Stored entries
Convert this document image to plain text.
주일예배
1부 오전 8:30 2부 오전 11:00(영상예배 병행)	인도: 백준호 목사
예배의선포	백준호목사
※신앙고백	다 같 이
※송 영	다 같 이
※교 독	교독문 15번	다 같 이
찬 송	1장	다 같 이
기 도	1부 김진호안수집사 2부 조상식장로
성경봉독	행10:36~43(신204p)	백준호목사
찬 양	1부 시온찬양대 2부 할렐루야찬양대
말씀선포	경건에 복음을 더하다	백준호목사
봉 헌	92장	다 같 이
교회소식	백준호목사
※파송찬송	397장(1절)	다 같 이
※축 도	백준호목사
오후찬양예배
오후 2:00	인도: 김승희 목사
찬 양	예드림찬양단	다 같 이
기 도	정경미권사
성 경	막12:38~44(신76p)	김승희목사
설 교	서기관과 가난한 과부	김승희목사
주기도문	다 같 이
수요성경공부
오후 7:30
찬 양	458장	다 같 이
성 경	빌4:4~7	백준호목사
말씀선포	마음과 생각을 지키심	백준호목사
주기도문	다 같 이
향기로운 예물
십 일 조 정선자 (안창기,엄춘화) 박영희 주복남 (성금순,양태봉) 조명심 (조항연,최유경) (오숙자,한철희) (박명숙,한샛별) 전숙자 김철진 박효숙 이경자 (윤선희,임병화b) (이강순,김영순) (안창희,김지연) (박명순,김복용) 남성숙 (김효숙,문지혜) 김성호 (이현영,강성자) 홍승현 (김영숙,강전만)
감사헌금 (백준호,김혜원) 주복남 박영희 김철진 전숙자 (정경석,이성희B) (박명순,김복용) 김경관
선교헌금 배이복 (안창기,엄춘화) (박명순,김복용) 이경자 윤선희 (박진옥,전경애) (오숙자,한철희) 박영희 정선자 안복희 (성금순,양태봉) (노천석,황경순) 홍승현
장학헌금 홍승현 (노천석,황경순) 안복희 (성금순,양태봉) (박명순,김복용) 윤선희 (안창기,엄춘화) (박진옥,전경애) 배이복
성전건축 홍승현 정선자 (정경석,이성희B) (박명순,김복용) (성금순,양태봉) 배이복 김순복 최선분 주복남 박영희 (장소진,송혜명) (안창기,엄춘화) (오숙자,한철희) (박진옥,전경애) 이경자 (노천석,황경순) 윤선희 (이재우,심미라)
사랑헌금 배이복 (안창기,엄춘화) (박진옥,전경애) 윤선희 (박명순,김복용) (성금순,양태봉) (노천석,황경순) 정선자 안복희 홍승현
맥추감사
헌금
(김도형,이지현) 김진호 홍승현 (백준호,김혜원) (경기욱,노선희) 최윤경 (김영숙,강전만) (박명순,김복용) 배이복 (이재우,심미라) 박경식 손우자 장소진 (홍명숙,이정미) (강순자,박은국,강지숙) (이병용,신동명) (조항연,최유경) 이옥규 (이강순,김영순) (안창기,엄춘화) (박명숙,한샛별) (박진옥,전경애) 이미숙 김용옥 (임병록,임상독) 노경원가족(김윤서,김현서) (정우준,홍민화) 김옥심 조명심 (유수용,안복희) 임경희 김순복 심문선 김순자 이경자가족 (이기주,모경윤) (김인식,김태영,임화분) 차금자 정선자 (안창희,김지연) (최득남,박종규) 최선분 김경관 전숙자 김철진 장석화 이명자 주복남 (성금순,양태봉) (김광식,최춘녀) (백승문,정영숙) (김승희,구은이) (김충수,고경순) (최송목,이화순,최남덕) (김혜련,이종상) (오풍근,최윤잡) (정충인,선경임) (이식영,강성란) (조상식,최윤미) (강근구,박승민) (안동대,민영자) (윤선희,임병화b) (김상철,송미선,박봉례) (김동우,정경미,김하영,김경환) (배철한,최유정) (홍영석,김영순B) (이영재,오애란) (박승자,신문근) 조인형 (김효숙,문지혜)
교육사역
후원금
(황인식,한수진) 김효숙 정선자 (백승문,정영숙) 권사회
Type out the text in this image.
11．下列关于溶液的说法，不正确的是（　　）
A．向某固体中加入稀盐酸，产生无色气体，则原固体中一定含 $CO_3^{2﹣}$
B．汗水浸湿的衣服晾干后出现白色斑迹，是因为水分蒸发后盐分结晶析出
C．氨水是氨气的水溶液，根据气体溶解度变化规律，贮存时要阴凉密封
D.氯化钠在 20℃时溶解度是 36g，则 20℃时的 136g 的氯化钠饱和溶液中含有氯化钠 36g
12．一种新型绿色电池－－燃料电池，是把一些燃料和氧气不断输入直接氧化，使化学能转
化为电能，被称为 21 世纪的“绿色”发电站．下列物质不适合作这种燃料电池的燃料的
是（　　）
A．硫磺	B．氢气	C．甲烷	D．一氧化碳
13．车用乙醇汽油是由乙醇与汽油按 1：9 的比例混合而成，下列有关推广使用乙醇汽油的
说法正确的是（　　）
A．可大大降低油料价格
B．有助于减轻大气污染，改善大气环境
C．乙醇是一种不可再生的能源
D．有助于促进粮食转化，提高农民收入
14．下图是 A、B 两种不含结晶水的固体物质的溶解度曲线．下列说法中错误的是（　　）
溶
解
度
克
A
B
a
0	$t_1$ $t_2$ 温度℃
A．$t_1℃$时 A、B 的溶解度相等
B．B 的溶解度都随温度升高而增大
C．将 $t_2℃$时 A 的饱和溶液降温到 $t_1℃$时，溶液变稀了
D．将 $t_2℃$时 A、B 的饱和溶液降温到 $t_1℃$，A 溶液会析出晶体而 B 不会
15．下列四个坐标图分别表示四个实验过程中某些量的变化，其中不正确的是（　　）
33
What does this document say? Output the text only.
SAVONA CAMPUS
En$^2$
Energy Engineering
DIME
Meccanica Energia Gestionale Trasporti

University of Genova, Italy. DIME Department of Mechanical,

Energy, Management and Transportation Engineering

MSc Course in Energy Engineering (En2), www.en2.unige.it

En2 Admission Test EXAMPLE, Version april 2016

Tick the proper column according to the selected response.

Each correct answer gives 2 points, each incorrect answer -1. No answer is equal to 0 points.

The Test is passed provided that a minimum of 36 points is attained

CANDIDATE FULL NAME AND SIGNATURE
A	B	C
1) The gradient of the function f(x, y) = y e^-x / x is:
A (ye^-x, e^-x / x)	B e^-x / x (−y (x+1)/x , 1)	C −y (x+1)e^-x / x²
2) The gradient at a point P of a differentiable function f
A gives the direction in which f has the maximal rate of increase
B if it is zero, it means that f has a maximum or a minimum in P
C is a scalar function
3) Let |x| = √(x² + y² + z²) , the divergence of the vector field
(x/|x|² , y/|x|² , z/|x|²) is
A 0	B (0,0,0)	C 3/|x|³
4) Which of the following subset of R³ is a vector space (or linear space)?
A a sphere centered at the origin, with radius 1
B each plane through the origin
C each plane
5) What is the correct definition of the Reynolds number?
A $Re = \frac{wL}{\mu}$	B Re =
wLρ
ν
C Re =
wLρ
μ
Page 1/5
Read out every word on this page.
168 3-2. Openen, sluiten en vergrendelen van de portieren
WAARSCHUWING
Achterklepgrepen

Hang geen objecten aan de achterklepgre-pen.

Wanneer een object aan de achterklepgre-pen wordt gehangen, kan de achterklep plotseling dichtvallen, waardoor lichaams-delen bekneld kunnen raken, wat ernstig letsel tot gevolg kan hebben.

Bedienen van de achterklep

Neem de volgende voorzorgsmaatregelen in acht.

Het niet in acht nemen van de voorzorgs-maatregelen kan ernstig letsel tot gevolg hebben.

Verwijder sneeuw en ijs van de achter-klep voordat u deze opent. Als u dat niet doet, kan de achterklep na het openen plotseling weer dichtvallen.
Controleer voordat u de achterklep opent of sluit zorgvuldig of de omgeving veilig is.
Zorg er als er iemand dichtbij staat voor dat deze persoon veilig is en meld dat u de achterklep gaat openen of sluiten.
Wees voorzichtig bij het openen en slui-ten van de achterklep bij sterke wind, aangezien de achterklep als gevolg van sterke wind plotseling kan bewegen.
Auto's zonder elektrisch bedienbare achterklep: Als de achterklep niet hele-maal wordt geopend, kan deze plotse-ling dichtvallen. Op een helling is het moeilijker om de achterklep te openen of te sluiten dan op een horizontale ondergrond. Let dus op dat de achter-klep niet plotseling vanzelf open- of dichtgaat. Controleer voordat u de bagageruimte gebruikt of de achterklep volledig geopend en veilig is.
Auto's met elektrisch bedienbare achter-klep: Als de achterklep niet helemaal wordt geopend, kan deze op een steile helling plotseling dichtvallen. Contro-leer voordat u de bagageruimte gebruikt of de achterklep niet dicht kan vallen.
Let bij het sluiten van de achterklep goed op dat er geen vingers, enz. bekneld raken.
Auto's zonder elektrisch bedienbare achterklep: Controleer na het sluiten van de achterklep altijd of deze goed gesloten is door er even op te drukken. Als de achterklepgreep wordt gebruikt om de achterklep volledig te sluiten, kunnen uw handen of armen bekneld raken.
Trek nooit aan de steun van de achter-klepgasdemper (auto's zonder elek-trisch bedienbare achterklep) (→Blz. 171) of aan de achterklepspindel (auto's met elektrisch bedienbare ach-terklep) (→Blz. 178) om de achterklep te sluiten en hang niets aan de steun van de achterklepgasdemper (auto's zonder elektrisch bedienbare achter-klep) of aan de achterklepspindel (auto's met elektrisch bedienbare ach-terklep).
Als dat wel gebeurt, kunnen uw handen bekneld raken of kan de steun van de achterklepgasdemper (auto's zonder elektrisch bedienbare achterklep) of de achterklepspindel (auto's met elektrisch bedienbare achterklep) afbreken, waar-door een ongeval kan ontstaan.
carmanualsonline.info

| STATED TASK |
Using the listing, copy every line where the word "말씀선포" shows up.

| FINAL RESULT |
말씀선포	경건에 복음을 더하다	백준호목사
말씀선포	마음과 생각을 지키심	백준호목사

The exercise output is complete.